▶ [O QUE FAZER] Consegue continuar o texto sobre as armações de atum de Pêra e a defesa do litoral de Alcantarilha a partir da sua última frase?

Essas comunidades piscatórias, estabelecidas sazonalmente em rudimentares cabanas na praia, estavam sujeitas a ataques de piratas do Norte de África que frequentemente vinham saquear as armações e as povoações mais próximas do litoral. Desde o reinado de D. João III que as notícias dos assaltos fizeram sentir a necessidade da construção de estruturas defensivas. Foi por esse motivo que começou a ser cercada por muralhas Alcantarilha (1571) e foi depois construída a fortaleza de Santo António de Pêra (1661).
Em 1577, na obra "Corografia do Reino do Algarve" (in Duas Descrições do Algarve do Século XVI, Liv. Sá da Costa, Lisboa, 1983), Frei João de São José dá-nos uma informação precisa: Pêra é um lugar junto de Alcantarilha, não longe do mar (...). Faz o mar defronte dela uma formosa praia da banda do sul, na qual está uma armação de atuns que se chama a armação de Pêra ( p. 58).
Nos livros de registos paroquiais de Alcantarilha, encontram-se amiúde referências às armações de Pêra e da Pedra da Galé. Há diversos registos de óbitos de "estantes" (moradores ocasionais) nessas armações, por ex. nos anos de 1607, 1609, 1610, 1611 e 1614. Entretanto, mantinha-se a situação de insegurança dos armadores, pois a guarnição militar do castelo de Alcantarilha era escassa, além de estar muito distante para acudir a tempo às rápidas incursões dos corsários magrebinos.

▶ [EXCERTO DOS DADOS]
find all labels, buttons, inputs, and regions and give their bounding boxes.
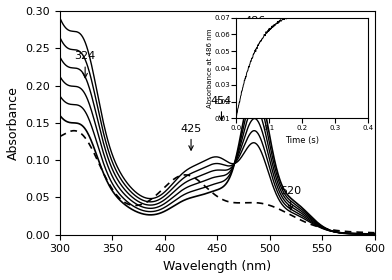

▶ [RESPOSTA AO EXERCÍCIO]
Em 1621, o engenheiro militar Alexandre Massai, numa viagem de inspecção às estruturas defensivas do Algarve, observava a propósito de Albufeira: " E porque perto dela estão duas armações de atuns (...) que se dizem uma delas Pedra da Galé, a outra Pêra (...), estas ditas armações já foram roubadas e saqueadas por falta de defensão e com perda da fazenda de Sua Magestade e das partes que é assaz notório" . E mencionava também, ao falar de Alcantarilha: "Junto dela está o outro lugar acima dito de Pêra que ambos estão arriscados a um assalto e cativeiro que Deus não permita (...) e também pela segurança das armações deste lugar juntas que são Pera e Pedra da Galé, onde3 na costa está a família destes armadores, como Vossa Senhoria deve saber" (Lívio Costa Guedes, Aspectos do Reino do Algarve nos sécs. XVI e XVII, ed. 1988, p. 115 e p.119).
Construída a fortaleza de Santo António de Pêra, em 1661, passou a haver mais condições para a fixação permanente dos pescadores no lugar que se viria a chamar Armação de Pêra. Em 1747, o lugar já é referido como aldeia (Luís Cardoso, Dicionário Geográfico) e, em 1758, é descrito como "povoação de 456 vizinhos, 1206 pessoas e se chama Armação de Pêra pela vizinhança que com aquele lugar tem (...) Com temporada se lança a armação dos atuns em que se copeja grande cópia deles" e informa-nos que o maremoto de 1755 causou 62 mortos (Memórias Paroquiais de Alcantarilha).
Uma planta datada de 1774 mostra-nos a armação de atuns lançada e o arraial de cabanas na praia, perto da fortaleza (Planta 2ª e total onde se mostra toda a baía de Santo António de Pêra com a armação da Pedra da Galé, Arquivo do Exército).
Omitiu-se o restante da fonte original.